___ DOCUMENT EXTRACT

Reputation: 31
I'm trying to create a program that can "find" specified HTML tags, and "replace" those tags with something else (working with HTML text imported as a string).
Disclaimer: I'm pretty new to python so I might be missing something obvious. Also - based on previous posts topics similar to this, I've surmised that utilizing the Regular Expressions module would likely suit this project the best (I'll take suggestions for alternatives though).
Here's what I have as my "input" text:
<p align="left"><span style="font-family: Arial,Arial; font-size: 12px; color: #ffffff;">Example Company | Technical How-To</span></p>
Here's what I want as my "output" text:
<p>Example Company | Technical How-To</p>
Here's what I get for my "output" text:
</p>
Here's my python code used to get that answer:
while True:
import re
print("Enter HTML Text Below")
original = input("")
def cleaner(raw_html):
cleantextp = re.sub('<p.*?>', '<p>', raw_html)
cleantextspan1 = re.sub('<span.*?>', '', cleantextp)
cleantextspan2 = re.sub('<.*?/span>', '', cleantextspan1)

______
___ DATA LISTING

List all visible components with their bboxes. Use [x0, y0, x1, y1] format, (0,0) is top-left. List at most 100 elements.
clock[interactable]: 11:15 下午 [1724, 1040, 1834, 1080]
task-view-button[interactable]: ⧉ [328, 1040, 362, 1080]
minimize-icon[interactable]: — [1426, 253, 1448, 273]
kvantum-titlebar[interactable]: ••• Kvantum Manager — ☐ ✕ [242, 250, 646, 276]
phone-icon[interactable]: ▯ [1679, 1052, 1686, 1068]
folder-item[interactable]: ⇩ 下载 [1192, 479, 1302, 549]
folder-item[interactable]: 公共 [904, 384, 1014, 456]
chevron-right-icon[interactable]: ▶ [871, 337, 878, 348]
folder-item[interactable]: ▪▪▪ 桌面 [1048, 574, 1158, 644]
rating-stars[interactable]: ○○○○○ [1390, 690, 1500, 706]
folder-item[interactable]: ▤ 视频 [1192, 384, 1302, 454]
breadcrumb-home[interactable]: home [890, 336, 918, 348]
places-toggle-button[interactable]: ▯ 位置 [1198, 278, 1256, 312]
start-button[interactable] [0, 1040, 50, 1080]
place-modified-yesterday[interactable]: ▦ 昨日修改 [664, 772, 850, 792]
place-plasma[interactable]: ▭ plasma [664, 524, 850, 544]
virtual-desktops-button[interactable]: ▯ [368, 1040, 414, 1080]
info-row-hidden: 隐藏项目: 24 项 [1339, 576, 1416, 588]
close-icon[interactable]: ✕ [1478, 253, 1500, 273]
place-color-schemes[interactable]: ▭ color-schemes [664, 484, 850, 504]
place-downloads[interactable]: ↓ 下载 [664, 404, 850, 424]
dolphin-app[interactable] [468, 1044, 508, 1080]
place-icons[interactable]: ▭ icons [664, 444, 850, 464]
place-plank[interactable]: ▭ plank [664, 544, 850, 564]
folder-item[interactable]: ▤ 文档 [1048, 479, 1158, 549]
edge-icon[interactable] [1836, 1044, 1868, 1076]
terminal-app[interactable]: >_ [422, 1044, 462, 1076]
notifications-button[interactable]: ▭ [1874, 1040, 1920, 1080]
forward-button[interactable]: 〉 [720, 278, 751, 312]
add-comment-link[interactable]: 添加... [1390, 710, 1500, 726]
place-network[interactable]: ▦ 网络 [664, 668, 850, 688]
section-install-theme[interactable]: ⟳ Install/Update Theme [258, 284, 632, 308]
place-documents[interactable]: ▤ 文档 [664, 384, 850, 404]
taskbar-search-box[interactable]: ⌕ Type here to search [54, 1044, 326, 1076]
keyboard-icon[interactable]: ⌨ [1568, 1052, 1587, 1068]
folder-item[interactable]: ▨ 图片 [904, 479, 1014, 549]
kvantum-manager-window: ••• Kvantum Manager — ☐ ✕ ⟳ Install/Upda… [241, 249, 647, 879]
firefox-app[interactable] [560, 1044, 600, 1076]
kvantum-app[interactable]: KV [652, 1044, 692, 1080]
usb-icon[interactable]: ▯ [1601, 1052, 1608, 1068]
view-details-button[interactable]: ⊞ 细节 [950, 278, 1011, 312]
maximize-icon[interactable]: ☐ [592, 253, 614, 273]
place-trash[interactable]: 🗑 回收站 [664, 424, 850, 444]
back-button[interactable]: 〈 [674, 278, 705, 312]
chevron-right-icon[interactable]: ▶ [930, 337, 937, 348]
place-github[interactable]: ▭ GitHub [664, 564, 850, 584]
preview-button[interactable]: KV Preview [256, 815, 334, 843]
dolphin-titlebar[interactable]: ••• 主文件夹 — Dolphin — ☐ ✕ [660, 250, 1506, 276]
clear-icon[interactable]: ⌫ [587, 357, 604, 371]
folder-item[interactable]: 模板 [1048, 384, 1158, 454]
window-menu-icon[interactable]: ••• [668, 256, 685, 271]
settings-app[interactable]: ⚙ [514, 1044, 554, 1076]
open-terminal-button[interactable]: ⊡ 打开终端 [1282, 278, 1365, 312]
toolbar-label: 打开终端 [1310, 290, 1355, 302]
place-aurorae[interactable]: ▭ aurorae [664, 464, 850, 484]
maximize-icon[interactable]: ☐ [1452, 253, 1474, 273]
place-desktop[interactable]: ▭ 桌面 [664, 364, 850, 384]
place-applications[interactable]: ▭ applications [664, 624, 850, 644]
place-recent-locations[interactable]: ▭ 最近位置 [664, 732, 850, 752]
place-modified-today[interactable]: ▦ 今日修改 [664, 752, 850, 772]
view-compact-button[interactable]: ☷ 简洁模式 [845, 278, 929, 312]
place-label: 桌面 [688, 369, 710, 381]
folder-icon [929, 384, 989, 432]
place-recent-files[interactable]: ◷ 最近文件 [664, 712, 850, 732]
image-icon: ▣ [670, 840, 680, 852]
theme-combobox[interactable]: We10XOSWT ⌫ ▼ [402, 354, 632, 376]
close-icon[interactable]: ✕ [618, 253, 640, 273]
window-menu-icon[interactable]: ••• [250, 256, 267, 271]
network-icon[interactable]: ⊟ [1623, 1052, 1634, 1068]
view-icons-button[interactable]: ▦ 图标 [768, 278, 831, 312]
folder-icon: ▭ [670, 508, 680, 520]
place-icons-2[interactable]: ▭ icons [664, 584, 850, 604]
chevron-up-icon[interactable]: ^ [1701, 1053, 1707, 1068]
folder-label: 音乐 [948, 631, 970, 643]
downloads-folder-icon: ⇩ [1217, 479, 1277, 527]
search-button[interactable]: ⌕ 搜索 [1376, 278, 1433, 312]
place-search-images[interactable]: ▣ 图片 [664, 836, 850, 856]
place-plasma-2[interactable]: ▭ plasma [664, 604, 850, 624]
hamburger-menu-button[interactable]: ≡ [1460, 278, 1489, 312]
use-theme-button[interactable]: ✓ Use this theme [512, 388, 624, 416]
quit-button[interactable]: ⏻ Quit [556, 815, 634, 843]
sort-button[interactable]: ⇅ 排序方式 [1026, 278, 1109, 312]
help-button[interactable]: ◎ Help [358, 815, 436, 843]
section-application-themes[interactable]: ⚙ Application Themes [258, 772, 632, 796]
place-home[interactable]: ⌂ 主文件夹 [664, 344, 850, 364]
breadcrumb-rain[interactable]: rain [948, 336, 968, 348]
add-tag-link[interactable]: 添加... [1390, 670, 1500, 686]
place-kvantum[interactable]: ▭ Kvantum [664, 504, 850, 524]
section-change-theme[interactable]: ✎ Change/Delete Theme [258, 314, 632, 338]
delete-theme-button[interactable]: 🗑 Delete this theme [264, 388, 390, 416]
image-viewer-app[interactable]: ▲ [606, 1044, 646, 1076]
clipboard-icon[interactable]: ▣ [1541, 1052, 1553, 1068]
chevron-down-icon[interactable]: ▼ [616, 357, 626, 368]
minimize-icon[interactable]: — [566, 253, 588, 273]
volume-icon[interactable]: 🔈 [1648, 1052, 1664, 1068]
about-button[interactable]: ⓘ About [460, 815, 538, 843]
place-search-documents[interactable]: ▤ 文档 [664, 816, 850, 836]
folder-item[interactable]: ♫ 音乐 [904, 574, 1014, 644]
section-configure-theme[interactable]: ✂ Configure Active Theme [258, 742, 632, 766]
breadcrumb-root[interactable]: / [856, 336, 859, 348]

______

Reproduce the stretch of the forum post from "Disclaimer: I'm pretty" through "re.sub('<p.*?>', '<p>', raw_html)", switching "raw_html" to "html_text" wherever it occurs.

SOLVED EXERCISE -
Disclaimer: I'm pretty new to python so I might be missing something obvious. Also - based on previous posts topics similar to this, I've surmised that utilizing the Regular Expressions module would likely suit this project the best (I'll take suggestions for alternatives though).
Here's what I have as my "input" text:
<p align="left"><span style="font-family: Arial,Arial; font-size: 12px; color: #ffffff;">Example Company | Technical How-To</span></p>
Here's what I want as my "output" text:
<p>Example Company | Technical How-To</p>
Here's what I get for my "output" text:
</p>
Here's my python code used to get that answer:
while True:
import re
print("Enter HTML Text Below")
original = input("")
def cleaner(html_text):
cleantextp = re.sub('<p.*?>', '<p>', html_text)